▶ _Tarefas escritas_:
**A)** Reproduza, sem nenhuma alteração, a parte do trecho selecionado que vai de "Em matéria de" até "para Portugal, legalmente.".
**B)** De acordo com o trecho selecionado, quem fundou a cidade de São Salvador e em que ano?

Tropas sertanejas - por Dário Teixeira Cotrim

Jornal O Norte
Publicado em 14/06/2007 às 11:07.Atualizado em 15/11/2021 às 08:06.

Dário Teixeira Cotrim *


 


Em matéria de jornal “Caminho de tropeiros vira atração turística” do jornalista Girleno Alencar, nós encontramos uma interessante abordagem sobre os Caminhos Reais do Norte de Minas, entre a cidade de Diamantina e de Porto Seguro, na Bahia. Sem dúvida que este caminho existiu e foi ele o primeiro a ser utilizado pelos colonizadores da expedição de Spinoza e Navarro, já no ano de 1553. Entretanto, entende-se por Caminho Real, num primeiro momento, aquele que levava a produção do ouro para a capital da província, que inicialmente fora a cidade de São Salvador, fundada por Tomé de Souza, em 1549 e, depois, antes mesmo da vinda da família real para o Brasil, a cidade de São Sebastião do Rio de Janeiro. Entretanto o porto-marítimo utilizado pelos portugueses ficava na vila de Parati. Eram, pois, esses dois portos-marítimos de onde poderia o ouro ser embarcado para Portugal, legalmente.

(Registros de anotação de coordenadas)

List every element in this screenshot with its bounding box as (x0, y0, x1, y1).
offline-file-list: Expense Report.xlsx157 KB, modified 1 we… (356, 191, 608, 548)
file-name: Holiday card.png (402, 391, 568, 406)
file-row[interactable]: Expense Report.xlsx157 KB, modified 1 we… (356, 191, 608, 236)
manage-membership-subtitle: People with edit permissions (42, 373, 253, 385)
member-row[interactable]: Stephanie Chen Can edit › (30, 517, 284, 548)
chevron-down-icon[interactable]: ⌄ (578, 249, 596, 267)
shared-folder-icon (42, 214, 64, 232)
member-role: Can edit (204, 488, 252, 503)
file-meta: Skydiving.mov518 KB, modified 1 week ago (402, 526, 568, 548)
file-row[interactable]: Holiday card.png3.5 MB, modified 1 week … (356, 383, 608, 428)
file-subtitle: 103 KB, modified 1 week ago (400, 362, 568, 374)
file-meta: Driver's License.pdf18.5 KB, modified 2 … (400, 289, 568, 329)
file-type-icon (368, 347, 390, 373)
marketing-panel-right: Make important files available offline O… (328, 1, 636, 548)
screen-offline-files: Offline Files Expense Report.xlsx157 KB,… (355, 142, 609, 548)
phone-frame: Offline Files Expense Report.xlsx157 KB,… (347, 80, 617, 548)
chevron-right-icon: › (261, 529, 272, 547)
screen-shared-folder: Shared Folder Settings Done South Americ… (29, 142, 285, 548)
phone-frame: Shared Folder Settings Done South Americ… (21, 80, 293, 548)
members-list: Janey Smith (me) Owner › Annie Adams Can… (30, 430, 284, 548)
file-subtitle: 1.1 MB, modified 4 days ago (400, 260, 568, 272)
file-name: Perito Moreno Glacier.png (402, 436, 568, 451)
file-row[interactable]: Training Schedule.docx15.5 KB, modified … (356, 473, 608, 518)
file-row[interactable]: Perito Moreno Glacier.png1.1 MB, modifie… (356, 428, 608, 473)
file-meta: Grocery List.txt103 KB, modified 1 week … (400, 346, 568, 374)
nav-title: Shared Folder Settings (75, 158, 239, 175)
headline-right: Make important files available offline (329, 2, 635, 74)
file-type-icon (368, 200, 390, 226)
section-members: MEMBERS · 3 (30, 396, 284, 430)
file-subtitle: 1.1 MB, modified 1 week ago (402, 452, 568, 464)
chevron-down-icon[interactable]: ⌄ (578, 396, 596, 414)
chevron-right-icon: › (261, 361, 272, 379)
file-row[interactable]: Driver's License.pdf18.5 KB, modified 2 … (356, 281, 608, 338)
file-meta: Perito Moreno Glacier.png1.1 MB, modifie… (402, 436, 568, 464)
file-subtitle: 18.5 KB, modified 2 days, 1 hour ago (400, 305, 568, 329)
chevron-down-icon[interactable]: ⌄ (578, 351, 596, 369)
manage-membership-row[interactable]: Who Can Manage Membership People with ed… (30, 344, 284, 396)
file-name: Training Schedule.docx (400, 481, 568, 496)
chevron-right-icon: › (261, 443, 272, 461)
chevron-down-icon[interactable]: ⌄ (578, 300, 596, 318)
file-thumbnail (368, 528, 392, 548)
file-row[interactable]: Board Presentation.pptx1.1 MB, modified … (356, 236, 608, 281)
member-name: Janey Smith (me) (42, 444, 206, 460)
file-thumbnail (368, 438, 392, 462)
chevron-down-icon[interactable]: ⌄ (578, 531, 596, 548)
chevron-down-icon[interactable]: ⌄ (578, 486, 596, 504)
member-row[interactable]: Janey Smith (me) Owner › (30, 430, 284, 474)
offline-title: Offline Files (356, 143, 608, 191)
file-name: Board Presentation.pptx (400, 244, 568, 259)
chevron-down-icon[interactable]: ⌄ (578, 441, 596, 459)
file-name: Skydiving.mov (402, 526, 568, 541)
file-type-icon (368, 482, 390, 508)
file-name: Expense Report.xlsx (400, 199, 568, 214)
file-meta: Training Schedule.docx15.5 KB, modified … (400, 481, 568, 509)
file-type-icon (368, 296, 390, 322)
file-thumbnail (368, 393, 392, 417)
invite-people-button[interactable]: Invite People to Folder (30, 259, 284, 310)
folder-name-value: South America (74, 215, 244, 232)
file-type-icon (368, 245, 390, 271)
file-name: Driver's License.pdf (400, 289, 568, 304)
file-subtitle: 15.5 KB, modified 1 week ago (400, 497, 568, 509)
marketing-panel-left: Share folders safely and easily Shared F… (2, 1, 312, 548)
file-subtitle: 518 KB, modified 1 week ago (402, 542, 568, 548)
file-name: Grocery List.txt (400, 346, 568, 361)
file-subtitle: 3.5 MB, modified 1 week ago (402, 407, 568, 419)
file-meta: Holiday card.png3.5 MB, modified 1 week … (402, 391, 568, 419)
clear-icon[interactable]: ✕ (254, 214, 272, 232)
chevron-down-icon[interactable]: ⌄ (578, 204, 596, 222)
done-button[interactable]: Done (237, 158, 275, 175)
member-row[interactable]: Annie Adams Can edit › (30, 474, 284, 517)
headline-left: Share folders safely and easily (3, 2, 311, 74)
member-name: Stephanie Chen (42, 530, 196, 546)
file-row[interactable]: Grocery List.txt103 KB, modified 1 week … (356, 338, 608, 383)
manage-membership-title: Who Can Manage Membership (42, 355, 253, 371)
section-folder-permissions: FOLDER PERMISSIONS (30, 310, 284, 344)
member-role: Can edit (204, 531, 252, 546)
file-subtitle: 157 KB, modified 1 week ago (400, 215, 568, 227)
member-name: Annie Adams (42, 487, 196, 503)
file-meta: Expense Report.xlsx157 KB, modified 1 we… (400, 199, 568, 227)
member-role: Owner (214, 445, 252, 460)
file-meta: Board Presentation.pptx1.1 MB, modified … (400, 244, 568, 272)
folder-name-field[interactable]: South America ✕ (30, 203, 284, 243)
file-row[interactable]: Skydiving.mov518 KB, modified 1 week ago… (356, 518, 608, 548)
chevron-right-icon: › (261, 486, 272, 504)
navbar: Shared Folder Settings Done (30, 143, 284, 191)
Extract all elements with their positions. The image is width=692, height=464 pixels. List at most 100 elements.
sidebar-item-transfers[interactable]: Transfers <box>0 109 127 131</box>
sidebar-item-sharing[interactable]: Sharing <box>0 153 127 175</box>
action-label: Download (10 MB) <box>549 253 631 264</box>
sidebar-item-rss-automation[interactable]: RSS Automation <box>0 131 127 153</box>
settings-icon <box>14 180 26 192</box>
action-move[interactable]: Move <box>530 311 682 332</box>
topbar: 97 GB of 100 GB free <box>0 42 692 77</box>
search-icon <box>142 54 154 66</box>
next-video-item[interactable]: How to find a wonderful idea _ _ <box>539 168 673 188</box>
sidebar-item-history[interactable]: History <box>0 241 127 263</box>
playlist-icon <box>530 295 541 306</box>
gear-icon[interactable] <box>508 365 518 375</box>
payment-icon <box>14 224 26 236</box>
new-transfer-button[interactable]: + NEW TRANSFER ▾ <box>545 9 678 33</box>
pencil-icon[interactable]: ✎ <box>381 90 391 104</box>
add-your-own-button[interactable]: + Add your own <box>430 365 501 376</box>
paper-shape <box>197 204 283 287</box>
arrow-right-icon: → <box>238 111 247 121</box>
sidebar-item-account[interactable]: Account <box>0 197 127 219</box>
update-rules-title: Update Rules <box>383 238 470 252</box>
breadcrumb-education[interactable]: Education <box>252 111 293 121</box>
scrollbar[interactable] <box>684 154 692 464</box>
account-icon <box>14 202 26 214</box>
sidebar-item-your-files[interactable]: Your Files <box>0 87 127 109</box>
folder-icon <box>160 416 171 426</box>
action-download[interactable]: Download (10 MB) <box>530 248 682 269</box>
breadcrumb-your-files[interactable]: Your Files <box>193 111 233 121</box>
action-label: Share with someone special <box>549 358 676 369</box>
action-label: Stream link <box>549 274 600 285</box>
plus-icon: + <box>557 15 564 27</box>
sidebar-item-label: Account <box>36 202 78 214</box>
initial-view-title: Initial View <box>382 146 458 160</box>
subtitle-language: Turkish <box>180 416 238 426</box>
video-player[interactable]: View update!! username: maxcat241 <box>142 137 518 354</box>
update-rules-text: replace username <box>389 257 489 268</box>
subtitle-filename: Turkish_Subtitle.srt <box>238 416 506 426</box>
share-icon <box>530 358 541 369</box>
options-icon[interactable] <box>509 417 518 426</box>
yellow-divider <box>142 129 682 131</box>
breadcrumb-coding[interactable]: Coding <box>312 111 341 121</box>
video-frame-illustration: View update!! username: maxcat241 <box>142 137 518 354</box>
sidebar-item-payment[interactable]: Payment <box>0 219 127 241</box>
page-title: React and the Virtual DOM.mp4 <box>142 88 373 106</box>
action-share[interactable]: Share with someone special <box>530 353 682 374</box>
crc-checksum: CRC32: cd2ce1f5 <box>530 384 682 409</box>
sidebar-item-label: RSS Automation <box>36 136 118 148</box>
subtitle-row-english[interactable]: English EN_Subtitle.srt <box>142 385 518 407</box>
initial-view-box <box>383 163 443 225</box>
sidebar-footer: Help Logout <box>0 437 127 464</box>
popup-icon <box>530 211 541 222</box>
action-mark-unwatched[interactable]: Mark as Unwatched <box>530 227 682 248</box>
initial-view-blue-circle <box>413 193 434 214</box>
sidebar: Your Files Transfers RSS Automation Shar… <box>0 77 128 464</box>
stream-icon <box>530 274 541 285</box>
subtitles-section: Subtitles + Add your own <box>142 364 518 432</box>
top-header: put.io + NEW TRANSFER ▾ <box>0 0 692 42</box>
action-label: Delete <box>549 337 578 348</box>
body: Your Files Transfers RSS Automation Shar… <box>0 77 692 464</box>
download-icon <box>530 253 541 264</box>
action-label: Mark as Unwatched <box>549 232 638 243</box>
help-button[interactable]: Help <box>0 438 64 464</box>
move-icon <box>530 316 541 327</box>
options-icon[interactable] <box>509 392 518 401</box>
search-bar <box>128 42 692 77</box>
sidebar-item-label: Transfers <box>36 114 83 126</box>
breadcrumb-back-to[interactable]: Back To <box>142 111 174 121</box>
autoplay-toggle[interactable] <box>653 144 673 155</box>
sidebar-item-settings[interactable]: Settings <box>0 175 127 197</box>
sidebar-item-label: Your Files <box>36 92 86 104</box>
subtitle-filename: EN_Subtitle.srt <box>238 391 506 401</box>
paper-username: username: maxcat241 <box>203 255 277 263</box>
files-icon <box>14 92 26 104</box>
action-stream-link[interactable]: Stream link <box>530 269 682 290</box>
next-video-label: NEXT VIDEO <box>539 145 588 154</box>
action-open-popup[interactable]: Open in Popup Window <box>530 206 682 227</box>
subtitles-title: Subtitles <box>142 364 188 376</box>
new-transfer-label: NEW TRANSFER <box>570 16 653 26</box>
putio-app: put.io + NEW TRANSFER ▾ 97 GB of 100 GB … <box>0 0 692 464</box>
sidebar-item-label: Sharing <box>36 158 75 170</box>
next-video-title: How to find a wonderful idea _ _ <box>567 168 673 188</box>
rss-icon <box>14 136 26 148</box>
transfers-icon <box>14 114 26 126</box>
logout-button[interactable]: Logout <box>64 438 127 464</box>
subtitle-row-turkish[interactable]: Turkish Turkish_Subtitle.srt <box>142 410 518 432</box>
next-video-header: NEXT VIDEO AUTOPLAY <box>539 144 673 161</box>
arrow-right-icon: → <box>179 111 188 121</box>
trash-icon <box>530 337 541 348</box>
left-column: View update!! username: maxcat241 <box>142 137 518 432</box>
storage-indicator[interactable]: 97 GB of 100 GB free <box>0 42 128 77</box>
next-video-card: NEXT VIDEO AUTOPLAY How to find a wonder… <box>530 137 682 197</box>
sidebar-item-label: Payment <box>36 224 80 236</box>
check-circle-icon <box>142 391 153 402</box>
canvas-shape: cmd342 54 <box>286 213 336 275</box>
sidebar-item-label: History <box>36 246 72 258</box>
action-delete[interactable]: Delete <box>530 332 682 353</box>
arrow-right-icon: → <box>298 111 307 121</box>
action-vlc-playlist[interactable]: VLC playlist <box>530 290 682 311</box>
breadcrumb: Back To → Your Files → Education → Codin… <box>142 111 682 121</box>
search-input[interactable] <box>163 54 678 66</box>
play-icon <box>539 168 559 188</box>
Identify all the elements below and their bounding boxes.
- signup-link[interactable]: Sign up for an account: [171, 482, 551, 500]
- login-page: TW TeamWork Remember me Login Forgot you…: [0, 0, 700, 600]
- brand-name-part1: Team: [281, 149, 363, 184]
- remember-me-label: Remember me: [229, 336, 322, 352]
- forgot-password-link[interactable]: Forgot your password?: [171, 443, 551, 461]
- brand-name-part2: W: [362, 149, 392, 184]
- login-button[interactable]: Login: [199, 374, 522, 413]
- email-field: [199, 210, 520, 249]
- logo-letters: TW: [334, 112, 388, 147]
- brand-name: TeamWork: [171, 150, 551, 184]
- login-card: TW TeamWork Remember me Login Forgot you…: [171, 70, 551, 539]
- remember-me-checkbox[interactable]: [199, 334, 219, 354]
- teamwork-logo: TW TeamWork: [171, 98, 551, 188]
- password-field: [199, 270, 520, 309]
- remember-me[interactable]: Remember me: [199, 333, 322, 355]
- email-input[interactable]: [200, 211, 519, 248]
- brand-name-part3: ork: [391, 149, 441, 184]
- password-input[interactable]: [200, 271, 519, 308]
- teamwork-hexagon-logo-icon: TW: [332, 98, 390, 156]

▶ _Soluções dos exercícios_:
**A)**
Em matéria de jornal “Caminho de tropeiros vira atração turística” do jornalista Girleno Alencar, nós encontramos uma interessante abordagem sobre os Caminhos Reais do Norte de Minas, entre a cidade de Diamantina e de Porto Seguro, na Bahia. Sem dúvida que este caminho existiu e foi ele o primeiro a ser utilizado pelos colonizadores da expedição de Spinoza e Navarro, já no ano de 1553. Entretanto, entende-se por Caminho Real, num primeiro momento, aquele que levava a produção do ouro para a capital da província, que inicialmente fora a cidade de São Salvador, fundada por Tomé de Souza, em 1549 e, depois, antes mesmo da vinda da família real para o Brasil, a cidade de São Sebastião do Rio de Janeiro. Entretanto o porto-marítimo utilizado pelos portugueses ficava na vila de Parati. Eram, pois, esses dois portos-marítimos de onde poderia o ouro ser embarcado para Portugal, legalmente.

**B)** Tomé de Souza, em 1549.